-- Work request --
Repeat the entries below exactly, pictures excluded.
***** Information provided
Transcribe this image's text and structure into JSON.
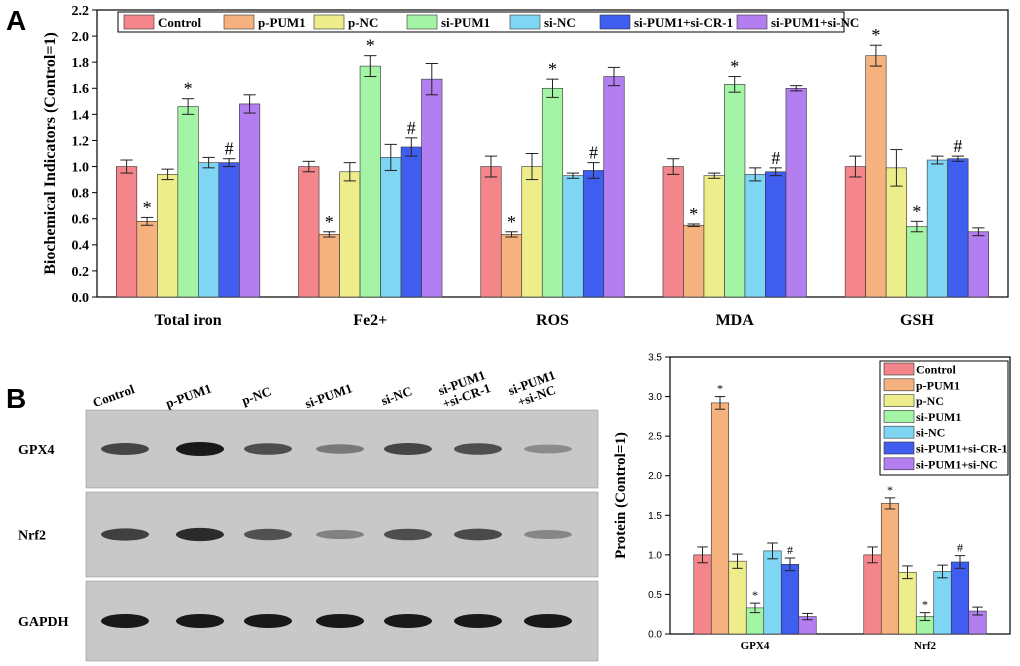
{
  "panel_labels": {
    "a": "A",
    "b": "B"
  },
  "colors": {
    "series": [
      "#f4858a",
      "#f5b27e",
      "#eeed8b",
      "#a3f5a5",
      "#7fd6f4",
      "#3f5ef0",
      "#b27ef0"
    ]
  },
  "blot": {
    "lanes": [
      "Control",
      "p-PUM1",
      "p-NC",
      "si-PUM1",
      "si-NC",
      "si-PUM1\n+si-CR-1",
      "si-PUM1\n+si-NC"
    ],
    "rows": [
      "GPX4",
      "Nrf2",
      "GAPDH"
    ],
    "intensities": {
      "GPX4": [
        0.75,
        1.0,
        0.7,
        0.45,
        0.75,
        0.7,
        0.35
      ],
      "Nrf2": [
        0.78,
        0.9,
        0.68,
        0.4,
        0.7,
        0.72,
        0.38
      ],
      "GAPDH": [
        1,
        1,
        1,
        1,
        1,
        1,
        1
      ]
    }
  },
  "chart_data": [
    {
      "type": "bar",
      "title": "",
      "ylabel": "Biochemical Indicators (Control=1)",
      "xlabel": "",
      "ylim": [
        0,
        2.2
      ],
      "yticks": [
        "0.0",
        "0.2",
        "0.4",
        "0.6",
        "0.8",
        "1.0",
        "1.2",
        "1.4",
        "1.6",
        "1.8",
        "2.0",
        "2.2"
      ],
      "categories": [
        "Total iron",
        "Fe2+",
        "ROS",
        "MDA",
        "GSH"
      ],
      "legend_placement": "top",
      "series": [
        {
          "name": "Control",
          "values": [
            1.0,
            1.0,
            1.0,
            1.0,
            1.0
          ],
          "errors": [
            0.05,
            0.04,
            0.08,
            0.06,
            0.08
          ],
          "marks": [
            "",
            "",
            "",
            "",
            ""
          ]
        },
        {
          "name": "p-PUM1",
          "values": [
            0.58,
            0.48,
            0.48,
            0.55,
            1.85
          ],
          "errors": [
            0.03,
            0.02,
            0.02,
            0.01,
            0.08
          ],
          "marks": [
            "*",
            "*",
            "*",
            "*",
            "*"
          ]
        },
        {
          "name": "p-NC",
          "values": [
            0.94,
            0.96,
            1.0,
            0.93,
            0.99
          ],
          "errors": [
            0.04,
            0.07,
            0.1,
            0.02,
            0.14
          ],
          "marks": [
            "",
            "",
            "",
            "",
            ""
          ]
        },
        {
          "name": "si-PUM1",
          "values": [
            1.46,
            1.77,
            1.6,
            1.63,
            0.54
          ],
          "errors": [
            0.06,
            0.08,
            0.07,
            0.06,
            0.04
          ],
          "marks": [
            "*",
            "*",
            "*",
            "*",
            "*"
          ]
        },
        {
          "name": "si-NC",
          "values": [
            1.03,
            1.07,
            0.93,
            0.94,
            1.05
          ],
          "errors": [
            0.04,
            0.1,
            0.02,
            0.05,
            0.03
          ],
          "marks": [
            "",
            "",
            "",
            "",
            ""
          ]
        },
        {
          "name": "si-PUM1+si-CR-1",
          "values": [
            1.03,
            1.15,
            0.97,
            0.96,
            1.06
          ],
          "errors": [
            0.03,
            0.07,
            0.06,
            0.03,
            0.02
          ],
          "marks": [
            "#",
            "#",
            "#",
            "#",
            "#"
          ]
        },
        {
          "name": "si-PUM1+si-NC",
          "values": [
            1.48,
            1.67,
            1.69,
            1.6,
            0.5
          ],
          "errors": [
            0.07,
            0.12,
            0.07,
            0.02,
            0.03
          ],
          "marks": [
            "",
            "",
            "",
            "",
            ""
          ]
        }
      ]
    },
    {
      "type": "bar",
      "title": "",
      "ylabel": "Protein (Control=1)",
      "xlabel": "",
      "ylim": [
        0,
        3.5
      ],
      "yticks": [
        "0.0",
        "0.5",
        "1.0",
        "1.5",
        "2.0",
        "2.5",
        "3.0",
        "3.5"
      ],
      "categories": [
        "GPX4",
        "Nrf2"
      ],
      "legend_placement": "top-right",
      "series": [
        {
          "name": "Control",
          "values": [
            1.0,
            1.0
          ],
          "errors": [
            0.1,
            0.1
          ],
          "marks": [
            "",
            ""
          ]
        },
        {
          "name": "p-PUM1",
          "values": [
            2.92,
            1.65
          ],
          "errors": [
            0.08,
            0.07
          ],
          "marks": [
            "*",
            "*"
          ]
        },
        {
          "name": "p-NC",
          "values": [
            0.92,
            0.78
          ],
          "errors": [
            0.09,
            0.08
          ],
          "marks": [
            "",
            ""
          ]
        },
        {
          "name": "si-PUM1",
          "values": [
            0.33,
            0.22
          ],
          "errors": [
            0.06,
            0.05
          ],
          "marks": [
            "*",
            "*"
          ]
        },
        {
          "name": "si-NC",
          "values": [
            1.05,
            0.79
          ],
          "errors": [
            0.1,
            0.08
          ],
          "marks": [
            "",
            ""
          ]
        },
        {
          "name": "si-PUM1+si-CR-1",
          "values": [
            0.88,
            0.91
          ],
          "errors": [
            0.08,
            0.08
          ],
          "marks": [
            "#",
            "#"
          ]
        },
        {
          "name": "si-PUM1+si-NC",
          "values": [
            0.22,
            0.29
          ],
          "errors": [
            0.04,
            0.05
          ],
          "marks": [
            "",
            ""
          ]
        }
      ]
    }
  ]
}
**********
-- Answer to the problem --
Transcribe this image's text and structure into JSON.
{
  "panel_labels": {
    "a": "A",
    "b": "B"
  },
  "colors": {
    "series": [
      "#f4858a",
      "#f5b27e",
      "#eeed8b",
      "#a3f5a5",
      "#7fd6f4",
      "#3f5ef0",
      "#b27ef0"
    ]
  },
  "blot": {
    "lanes": [
      "Control",
      "p-PUM1",
      "p-NC",
      "si-PUM1",
      "si-NC",
      "si-PUM1\n+si-CR-1",
      "si-PUM1\n+si-NC"
    ],
    "rows": [
      "GPX4",
      "Nrf2",
      "GAPDH"
    ],
    "intensities": {
      "GPX4": [
        0.75,
        1.0,
        0.7,
        0.45,
        0.75,
        0.7,
        0.35
      ],
      "Nrf2": [
        0.78,
        0.9,
        0.68,
        0.4,
        0.7,
        0.72,
        0.38
      ],
      "GAPDH": [
        1,
        1,
        1,
        1,
        1,
        1,
        1
      ]
    }
  },
  "chart_data": [
    {
      "type": "bar",
      "title": "",
      "ylabel": "Biochemical Indicators (Control=1)",
      "xlabel": "",
      "ylim": [
        0,
        2.2
      ],
      "yticks": [
        "0.0",
        "0.2",
        "0.4",
        "0.6",
        "0.8",
        "1.0",
        "1.2",
        "1.4",
        "1.6",
        "1.8",
        "2.0",
        "2.2"
      ],
      "categories": [
        "Total iron",
        "Fe2+",
        "ROS",
        "MDA",
        "GSH"
      ],
      "legend_placement": "top",
      "series": [
        {
          "name": "Control",
          "values": [
            1.0,
            1.0,
            1.0,
            1.0,
            1.0
          ],
          "errors": [
            0.05,
            0.04,
            0.08,
            0.06,
            0.08
          ],
          "marks": [
            "",
            "",
            "",
            "",
            ""
          ]
        },
        {
          "name": "p-PUM1",
          "values": [
            0.58,
            0.48,
            0.48,
            0.55,
            1.85
          ],
          "errors": [
            0.03,
            0.02,
            0.02,
            0.01,
            0.08
          ],
          "marks": [
            "*",
            "*",
            "*",
            "*",
            "*"
          ]
        },
        {
          "name": "p-NC",
          "values": [
            0.94,
            0.96,
            1.0,
            0.93,
            0.99
          ],
          "errors": [
            0.04,
            0.07,
            0.1,
            0.02,
            0.14
          ],
          "marks": [
            "",
            "",
            "",
            "",
            ""
          ]
        },
        {
          "name": "si-PUM1",
          "values": [
            1.46,
            1.77,
            1.6,
            1.63,
            0.54
          ],
          "errors": [
            0.06,
            0.08,
            0.07,
            0.06,
            0.04
          ],
          "marks": [
            "*",
            "*",
            "*",
            "*",
            "*"
          ]
        },
        {
          "name": "si-NC",
          "values": [
            1.03,
            1.07,
            0.93,
            0.94,
            1.05
          ],
          "errors": [
            0.04,
            0.1,
            0.02,
            0.05,
            0.03
          ],
          "marks": [
            "",
            "",
            "",
            "",
            ""
          ]
        },
        {
          "name": "si-PUM1+si-CR-1",
          "values": [
            1.03,
            1.15,
            0.97,
            0.96,
            1.06
          ],
          "errors": [
            0.03,
            0.07,
            0.06,
            0.03,
            0.02
          ],
          "marks": [
            "#",
            "#",
            "#",
            "#",
            "#"
          ]
        },
        {
          "name": "si-PUM1+si-NC",
          "values": [
            1.48,
            1.67,
            1.69,
            1.6,
            0.5
          ],
          "errors": [
            0.07,
            0.12,
            0.07,
            0.02,
            0.03
          ],
          "marks": [
            "",
            "",
            "",
            "",
            ""
          ]
        }
      ]
    },
    {
      "type": "bar",
      "title": "",
      "ylabel": "Protein (Control=1)",
      "xlabel": "",
      "ylim": [
        0,
        3.5
      ],
      "yticks": [
        "0.0",
        "0.5",
        "1.0",
        "1.5",
        "2.0",
        "2.5",
        "3.0",
        "3.5"
      ],
      "categories": [
        "GPX4",
        "Nrf2"
      ],
      "legend_placement": "top-right",
      "series": [
        {
          "name": "Control",
          "values": [
            1.0,
            1.0
          ],
          "errors": [
            0.1,
            0.1
          ],
          "marks": [
            "",
            ""
          ]
        },
        {
          "name": "p-PUM1",
          "values": [
            2.92,
            1.65
          ],
          "errors": [
            0.08,
            0.07
          ],
          "marks": [
            "*",
            "*"
          ]
        },
        {
          "name": "p-NC",
          "values": [
            0.92,
            0.78
          ],
          "errors": [
            0.09,
            0.08
          ],
          "marks": [
            "",
            ""
          ]
        },
        {
          "name": "si-PUM1",
          "values": [
            0.33,
            0.22
          ],
          "errors": [
            0.06,
            0.05
          ],
          "marks": [
            "*",
            "*"
          ]
        },
        {
          "name": "si-NC",
          "values": [
            1.05,
            0.79
          ],
          "errors": [
            0.1,
            0.08
          ],
          "marks": [
            "",
            ""
          ]
        },
        {
          "name": "si-PUM1+si-CR-1",
          "values": [
            0.88,
            0.91
          ],
          "errors": [
            0.08,
            0.08
          ],
          "marks": [
            "#",
            "#"
          ]
        },
        {
          "name": "si-PUM1+si-NC",
          "values": [
            0.22,
            0.29
          ],
          "errors": [
            0.04,
            0.05
          ],
          "marks": [
            "",
            ""
          ]
        }
      ]
    }
  ]
}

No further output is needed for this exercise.